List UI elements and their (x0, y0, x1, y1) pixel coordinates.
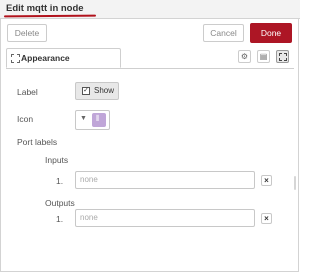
output-port-label-field[interactable]: none (75, 209, 255, 227)
tab-appearance[interactable]: Appearance (6, 48, 121, 68)
scrollbar-thumb[interactable] (294, 176, 296, 190)
show-toggle-label: Show (94, 86, 115, 95)
document-icon[interactable]: ▤ (257, 50, 270, 63)
clear-output-label-icon[interactable]: × (261, 213, 272, 224)
output-port-label-placeholder: none (80, 213, 98, 222)
icon-caption: Icon (17, 114, 34, 124)
checkbox-icon: ✓ (82, 87, 90, 95)
appearance-icon[interactable] (276, 50, 289, 63)
clear-input-label-icon[interactable]: × (261, 175, 272, 186)
outputs-caption: Outputs (45, 198, 75, 208)
inputs-caption: Inputs (45, 155, 69, 165)
delete-button[interactable]: Delete (7, 24, 47, 42)
appearance-icon-glyph (279, 53, 287, 61)
icon-picker[interactable]: ▼ ⦀ (75, 110, 110, 130)
show-label-toggle[interactable]: ✓ Show (75, 82, 119, 100)
input-port-label-field[interactable]: none (75, 171, 255, 189)
outputs-row-index: 1. (56, 214, 64, 224)
dialog-title-bar: Edit mqtt in node (0, 0, 300, 19)
tab-appearance-label: Appearance (21, 53, 70, 63)
label-caption: Label (17, 87, 38, 97)
cancel-button[interactable]: Cancel (203, 24, 244, 42)
port-labels-caption: Port labels (17, 137, 58, 147)
title-underline-annotation (3, 14, 97, 18)
dialog-title: Edit mqtt in node (6, 3, 84, 14)
inputs-row-index: 1. (56, 176, 64, 186)
node-icon-swatch: ⦀ (92, 113, 106, 127)
input-port-label-placeholder: none (80, 175, 98, 184)
done-button[interactable]: Done (250, 23, 292, 43)
appearance-tab-icon (11, 54, 20, 63)
scrollbar[interactable] (293, 70, 297, 268)
caret-down-icon: ▼ (80, 115, 87, 122)
gear-icon[interactable]: ⚙ (238, 50, 251, 63)
tab-bar: Appearance ⚙ ▤ (6, 48, 294, 69)
bridge-icon: ⦀ (96, 114, 100, 123)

━━━━━━━━━━━━━━━━

Exercise aim: Turn the items above into a numbered list, skipping blank lines and leaving out the pictures.

Exercise response:
1. List UI elements and their (x0, y0, x1, y1) pixel coordinates.
2. output-port-label-field[interactable]: none (75, 209, 255, 227)
3. tab-appearance[interactable]: Appearance (6, 48, 121, 68)
4. scrollbar-thumb[interactable] (294, 176, 296, 190)
5. show-toggle-label: Show (94, 86, 115, 95)
6. document-icon[interactable]: ▤ (257, 50, 270, 63)
7. clear-output-label-icon[interactable]: × (261, 213, 272, 224)
8. output-port-label-placeholder: none (80, 213, 98, 222)
9. icon-caption: Icon (17, 114, 34, 124)
10. checkbox-icon: ✓ (82, 87, 90, 95)
11. appearance-icon[interactable] (276, 50, 289, 63)
12. clear-input-label-icon[interactable]: × (261, 175, 272, 186)
13. outputs-caption: Outputs (45, 198, 75, 208)
14. inputs-caption: Inputs (45, 155, 69, 165)
15. delete-button[interactable]: Delete (7, 24, 47, 42)
16. appearance-icon-glyph (279, 53, 287, 61)
17. icon-picker[interactable]: ▼ ⦀ (75, 110, 110, 130)
18. show-label-toggle[interactable]: ✓ Show (75, 82, 119, 100)
19. input-port-label-field[interactable]: none (75, 171, 255, 189)
20. outputs-row-index: 1. (56, 214, 64, 224)
21. dialog-title-bar: Edit mqtt in node (0, 0, 300, 19)
22. tab-appearance-label: Appearance (21, 53, 70, 63)
23. label-caption: Label (17, 87, 38, 97)
24. cancel-button[interactable]: Cancel (203, 24, 244, 42)
25. port-labels-caption: Port labels (17, 137, 58, 147)
26. title-underline-annotation (3, 14, 97, 18)
27. dialog-title: Edit mqtt in node (6, 3, 84, 14)
28. inputs-row-index: 1. (56, 176, 64, 186)
29. node-icon-swatch: ⦀ (92, 113, 106, 127)
30. input-port-label-placeholder: none (80, 175, 98, 184)
31. done-button[interactable]: Done (250, 23, 292, 43)
32. appearance-tab-icon (11, 54, 20, 63)
33. scrollbar[interactable] (293, 70, 297, 268)
34. caret-down-icon: ▼ (80, 115, 87, 122)
35. gear-icon[interactable]: ⚙ (238, 50, 251, 63)
36. tab-bar: Appearance ⚙ ▤ (6, 48, 294, 69)
37. bridge-icon: ⦀ (96, 114, 100, 123)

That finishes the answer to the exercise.